◆ Dataset records:
· · · ·

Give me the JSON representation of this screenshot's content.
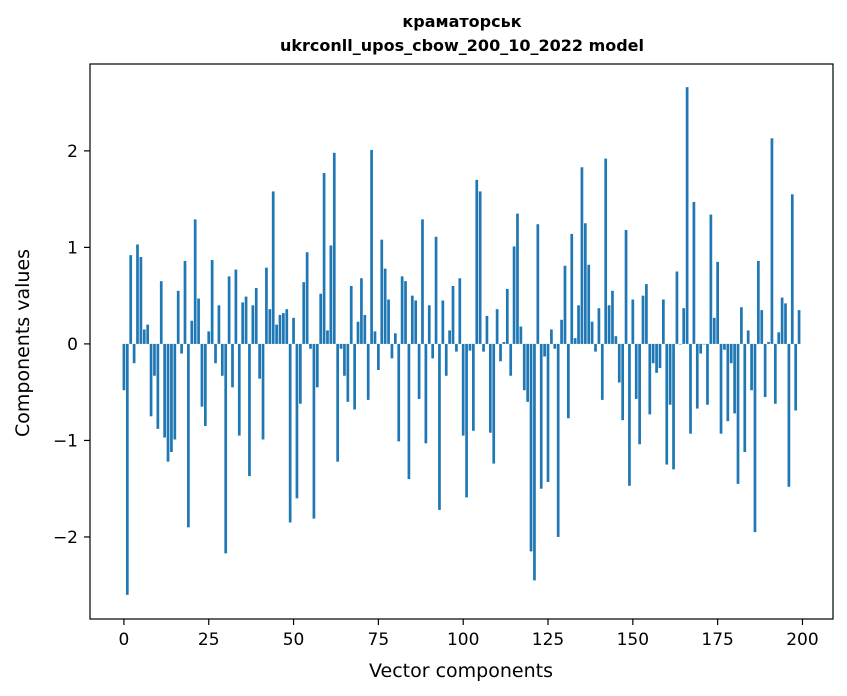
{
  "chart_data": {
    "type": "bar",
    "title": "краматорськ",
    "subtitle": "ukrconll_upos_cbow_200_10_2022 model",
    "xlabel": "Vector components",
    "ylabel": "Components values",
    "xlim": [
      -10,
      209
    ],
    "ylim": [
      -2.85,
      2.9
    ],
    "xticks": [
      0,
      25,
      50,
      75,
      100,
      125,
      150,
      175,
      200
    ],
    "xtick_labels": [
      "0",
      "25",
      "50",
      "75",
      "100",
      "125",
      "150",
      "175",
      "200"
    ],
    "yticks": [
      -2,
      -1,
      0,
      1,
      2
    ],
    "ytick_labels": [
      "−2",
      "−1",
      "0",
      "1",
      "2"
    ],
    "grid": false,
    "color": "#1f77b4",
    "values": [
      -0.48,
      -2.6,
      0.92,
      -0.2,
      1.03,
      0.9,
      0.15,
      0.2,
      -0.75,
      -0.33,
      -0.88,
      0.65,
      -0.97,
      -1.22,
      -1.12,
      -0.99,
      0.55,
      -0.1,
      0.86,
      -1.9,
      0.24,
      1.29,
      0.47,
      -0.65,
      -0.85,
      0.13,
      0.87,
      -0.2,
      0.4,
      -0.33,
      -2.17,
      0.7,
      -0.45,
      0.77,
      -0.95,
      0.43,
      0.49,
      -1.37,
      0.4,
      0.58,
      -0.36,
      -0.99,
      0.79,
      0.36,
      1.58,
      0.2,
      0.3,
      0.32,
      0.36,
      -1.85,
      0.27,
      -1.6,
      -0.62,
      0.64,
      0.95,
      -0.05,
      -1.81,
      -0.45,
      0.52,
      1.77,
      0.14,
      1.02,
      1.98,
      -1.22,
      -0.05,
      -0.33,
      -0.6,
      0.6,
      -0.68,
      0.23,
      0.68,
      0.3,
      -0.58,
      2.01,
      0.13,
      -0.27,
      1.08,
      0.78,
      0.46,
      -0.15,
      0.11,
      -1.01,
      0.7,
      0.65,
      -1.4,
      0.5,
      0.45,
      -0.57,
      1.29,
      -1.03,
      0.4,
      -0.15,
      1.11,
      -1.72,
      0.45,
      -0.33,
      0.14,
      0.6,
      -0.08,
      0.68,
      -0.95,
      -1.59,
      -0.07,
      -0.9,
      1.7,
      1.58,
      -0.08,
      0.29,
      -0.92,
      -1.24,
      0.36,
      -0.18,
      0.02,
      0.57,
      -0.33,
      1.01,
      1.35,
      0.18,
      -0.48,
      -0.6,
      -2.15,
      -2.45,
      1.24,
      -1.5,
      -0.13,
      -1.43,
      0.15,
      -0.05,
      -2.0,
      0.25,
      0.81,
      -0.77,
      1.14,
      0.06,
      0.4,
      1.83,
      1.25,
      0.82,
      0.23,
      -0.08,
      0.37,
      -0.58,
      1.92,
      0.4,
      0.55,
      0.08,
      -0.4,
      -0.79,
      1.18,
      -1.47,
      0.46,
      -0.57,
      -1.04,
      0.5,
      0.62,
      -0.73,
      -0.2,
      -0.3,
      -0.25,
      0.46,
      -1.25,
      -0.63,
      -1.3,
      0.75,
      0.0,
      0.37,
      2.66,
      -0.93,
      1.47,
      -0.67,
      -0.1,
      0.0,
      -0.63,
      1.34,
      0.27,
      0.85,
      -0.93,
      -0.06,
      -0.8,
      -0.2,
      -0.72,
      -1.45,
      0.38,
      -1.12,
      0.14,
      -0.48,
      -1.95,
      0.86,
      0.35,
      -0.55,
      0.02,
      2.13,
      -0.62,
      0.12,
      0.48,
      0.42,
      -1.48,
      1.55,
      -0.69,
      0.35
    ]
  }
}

· · · ·

◆ Written instruction:
Pictures are to be left out; all else in the entries above is to be quoted exactly.

◆ Solution to this exercise:
Give me the JSON representation of this screenshot's content.
{
  "chart_data": {
    "type": "bar",
    "title": "краматорськ",
    "subtitle": "ukrconll_upos_cbow_200_10_2022 model",
    "xlabel": "Vector components",
    "ylabel": "Components values",
    "xlim": [
      -10,
      209
    ],
    "ylim": [
      -2.85,
      2.9
    ],
    "xticks": [
      0,
      25,
      50,
      75,
      100,
      125,
      150,
      175,
      200
    ],
    "xtick_labels": [
      "0",
      "25",
      "50",
      "75",
      "100",
      "125",
      "150",
      "175",
      "200"
    ],
    "yticks": [
      -2,
      -1,
      0,
      1,
      2
    ],
    "ytick_labels": [
      "−2",
      "−1",
      "0",
      "1",
      "2"
    ],
    "grid": false,
    "color": "#1f77b4",
    "values": [
      -0.48,
      -2.6,
      0.92,
      -0.2,
      1.03,
      0.9,
      0.15,
      0.2,
      -0.75,
      -0.33,
      -0.88,
      0.65,
      -0.97,
      -1.22,
      -1.12,
      -0.99,
      0.55,
      -0.1,
      0.86,
      -1.9,
      0.24,
      1.29,
      0.47,
      -0.65,
      -0.85,
      0.13,
      0.87,
      -0.2,
      0.4,
      -0.33,
      -2.17,
      0.7,
      -0.45,
      0.77,
      -0.95,
      0.43,
      0.49,
      -1.37,
      0.4,
      0.58,
      -0.36,
      -0.99,
      0.79,
      0.36,
      1.58,
      0.2,
      0.3,
      0.32,
      0.36,
      -1.85,
      0.27,
      -1.6,
      -0.62,
      0.64,
      0.95,
      -0.05,
      -1.81,
      -0.45,
      0.52,
      1.77,
      0.14,
      1.02,
      1.98,
      -1.22,
      -0.05,
      -0.33,
      -0.6,
      0.6,
      -0.68,
      0.23,
      0.68,
      0.3,
      -0.58,
      2.01,
      0.13,
      -0.27,
      1.08,
      0.78,
      0.46,
      -0.15,
      0.11,
      -1.01,
      0.7,
      0.65,
      -1.4,
      0.5,
      0.45,
      -0.57,
      1.29,
      -1.03,
      0.4,
      -0.15,
      1.11,
      -1.72,
      0.45,
      -0.33,
      0.14,
      0.6,
      -0.08,
      0.68,
      -0.95,
      -1.59,
      -0.07,
      -0.9,
      1.7,
      1.58,
      -0.08,
      0.29,
      -0.92,
      -1.24,
      0.36,
      -0.18,
      0.02,
      0.57,
      -0.33,
      1.01,
      1.35,
      0.18,
      -0.48,
      -0.6,
      -2.15,
      -2.45,
      1.24,
      -1.5,
      -0.13,
      -1.43,
      0.15,
      -0.05,
      -2.0,
      0.25,
      0.81,
      -0.77,
      1.14,
      0.06,
      0.4,
      1.83,
      1.25,
      0.82,
      0.23,
      -0.08,
      0.37,
      -0.58,
      1.92,
      0.4,
      0.55,
      0.08,
      -0.4,
      -0.79,
      1.18,
      -1.47,
      0.46,
      -0.57,
      -1.04,
      0.5,
      0.62,
      -0.73,
      -0.2,
      -0.3,
      -0.25,
      0.46,
      -1.25,
      -0.63,
      -1.3,
      0.75,
      0.0,
      0.37,
      2.66,
      -0.93,
      1.47,
      -0.67,
      -0.1,
      0.0,
      -0.63,
      1.34,
      0.27,
      0.85,
      -0.93,
      -0.06,
      -0.8,
      -0.2,
      -0.72,
      -1.45,
      0.38,
      -1.12,
      0.14,
      -0.48,
      -1.95,
      0.86,
      0.35,
      -0.55,
      0.02,
      2.13,
      -0.62,
      0.12,
      0.48,
      0.42,
      -1.48,
      1.55,
      -0.69,
      0.35
    ]
  }
}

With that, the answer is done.